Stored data
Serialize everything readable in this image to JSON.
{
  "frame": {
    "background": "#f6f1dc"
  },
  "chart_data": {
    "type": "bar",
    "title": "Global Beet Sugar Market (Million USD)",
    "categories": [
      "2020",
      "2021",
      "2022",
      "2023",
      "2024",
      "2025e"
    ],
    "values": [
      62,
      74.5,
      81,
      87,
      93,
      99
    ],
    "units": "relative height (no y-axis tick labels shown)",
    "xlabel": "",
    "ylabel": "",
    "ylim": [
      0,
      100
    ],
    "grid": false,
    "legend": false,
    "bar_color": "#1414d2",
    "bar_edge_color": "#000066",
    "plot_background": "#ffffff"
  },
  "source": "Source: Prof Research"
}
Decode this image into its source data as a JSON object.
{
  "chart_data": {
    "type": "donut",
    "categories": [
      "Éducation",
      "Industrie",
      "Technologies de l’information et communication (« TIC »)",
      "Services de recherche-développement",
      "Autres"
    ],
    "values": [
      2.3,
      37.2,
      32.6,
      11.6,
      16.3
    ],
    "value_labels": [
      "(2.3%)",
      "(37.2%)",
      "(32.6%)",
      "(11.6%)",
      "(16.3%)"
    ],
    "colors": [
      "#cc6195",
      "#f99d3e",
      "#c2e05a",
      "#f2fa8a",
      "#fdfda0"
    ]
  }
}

WHAT IS REQUIRED:
Pull out each record as written and restate it exactly.

SOLUTION FOR THIS PROBLEM:
Serialize everything readable in this image to JSON.
{
  "frame": {
    "background": "#f6f1dc"
  },
  "chart_data": {
    "type": "bar",
    "title": "Global Beet Sugar Market (Million USD)",
    "categories": [
      "2020",
      "2021",
      "2022",
      "2023",
      "2024",
      "2025e"
    ],
    "values": [
      62,
      74.5,
      81,
      87,
      93,
      99
    ],
    "units": "relative height (no y-axis tick labels shown)",
    "xlabel": "",
    "ylabel": "",
    "ylim": [
      0,
      100
    ],
    "grid": false,
    "legend": false,
    "bar_color": "#1414d2",
    "bar_edge_color": "#000066",
    "plot_background": "#ffffff"
  },
  "source": "Source: Prof Research"
}
Decode this image into its source data as a JSON object.
{
  "chart_data": {
    "type": "donut",
    "categories": [
      "Éducation",
      "Industrie",
      "Technologies de l’information et communication (« TIC »)",
      "Services de recherche-développement",
      "Autres"
    ],
    "values": [
      2.3,
      37.2,
      32.6,
      11.6,
      16.3
    ],
    "value_labels": [
      "(2.3%)",
      "(37.2%)",
      "(32.6%)",
      "(11.6%)",
      "(16.3%)"
    ],
    "colors": [
      "#cc6195",
      "#f99d3e",
      "#c2e05a",
      "#f2fa8a",
      "#fdfda0"
    ]
  }
}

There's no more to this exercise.